▸ Your goal: Return the count of lines that mention "quality", with no other words.

▸ Provided information:
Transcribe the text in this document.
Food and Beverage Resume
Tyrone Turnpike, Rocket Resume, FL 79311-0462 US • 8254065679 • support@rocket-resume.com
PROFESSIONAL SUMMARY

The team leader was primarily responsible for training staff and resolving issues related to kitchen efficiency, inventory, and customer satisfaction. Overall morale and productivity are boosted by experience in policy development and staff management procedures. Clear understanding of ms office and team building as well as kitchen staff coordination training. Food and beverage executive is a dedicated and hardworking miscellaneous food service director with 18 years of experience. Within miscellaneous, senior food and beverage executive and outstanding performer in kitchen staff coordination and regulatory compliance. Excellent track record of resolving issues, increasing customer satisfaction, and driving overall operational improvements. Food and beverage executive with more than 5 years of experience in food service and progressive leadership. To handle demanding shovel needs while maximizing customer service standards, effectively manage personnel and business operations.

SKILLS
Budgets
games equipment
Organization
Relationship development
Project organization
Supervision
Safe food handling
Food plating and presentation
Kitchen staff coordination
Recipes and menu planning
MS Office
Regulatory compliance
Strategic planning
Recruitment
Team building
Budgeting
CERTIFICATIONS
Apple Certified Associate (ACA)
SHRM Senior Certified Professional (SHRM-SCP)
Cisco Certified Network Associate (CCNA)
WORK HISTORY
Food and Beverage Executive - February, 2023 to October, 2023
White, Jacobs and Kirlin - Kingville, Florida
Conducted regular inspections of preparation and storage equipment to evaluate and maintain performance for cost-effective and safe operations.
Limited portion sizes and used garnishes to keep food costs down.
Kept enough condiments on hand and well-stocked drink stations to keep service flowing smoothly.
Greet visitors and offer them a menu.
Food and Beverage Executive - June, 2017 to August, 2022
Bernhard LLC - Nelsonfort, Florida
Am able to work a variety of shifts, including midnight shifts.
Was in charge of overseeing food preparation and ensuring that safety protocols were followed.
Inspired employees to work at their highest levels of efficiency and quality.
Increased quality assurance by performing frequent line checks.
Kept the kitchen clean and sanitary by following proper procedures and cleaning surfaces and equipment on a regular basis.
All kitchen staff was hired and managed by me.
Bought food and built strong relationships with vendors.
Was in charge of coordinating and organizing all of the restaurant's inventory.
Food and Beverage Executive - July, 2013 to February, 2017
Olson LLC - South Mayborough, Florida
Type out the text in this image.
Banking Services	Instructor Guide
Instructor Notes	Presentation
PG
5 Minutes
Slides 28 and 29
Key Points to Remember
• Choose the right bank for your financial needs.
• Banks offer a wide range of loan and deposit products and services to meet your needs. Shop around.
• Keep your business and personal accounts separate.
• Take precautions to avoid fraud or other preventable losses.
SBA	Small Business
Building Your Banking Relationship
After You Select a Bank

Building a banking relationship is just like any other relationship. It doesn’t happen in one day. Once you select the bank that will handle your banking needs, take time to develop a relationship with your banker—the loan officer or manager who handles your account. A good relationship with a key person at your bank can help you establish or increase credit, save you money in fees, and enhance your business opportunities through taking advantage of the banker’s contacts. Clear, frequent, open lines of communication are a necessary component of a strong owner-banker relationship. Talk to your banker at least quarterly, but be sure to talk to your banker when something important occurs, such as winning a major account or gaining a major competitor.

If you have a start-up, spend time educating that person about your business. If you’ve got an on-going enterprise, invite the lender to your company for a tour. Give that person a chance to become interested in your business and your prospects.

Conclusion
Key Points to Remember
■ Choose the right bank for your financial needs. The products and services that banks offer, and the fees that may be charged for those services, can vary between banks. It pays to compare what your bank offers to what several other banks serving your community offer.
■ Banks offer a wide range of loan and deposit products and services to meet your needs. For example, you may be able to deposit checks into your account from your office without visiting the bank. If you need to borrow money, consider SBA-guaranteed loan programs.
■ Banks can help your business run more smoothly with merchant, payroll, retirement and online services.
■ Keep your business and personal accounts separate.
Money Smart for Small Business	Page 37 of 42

▸ Written answer: 2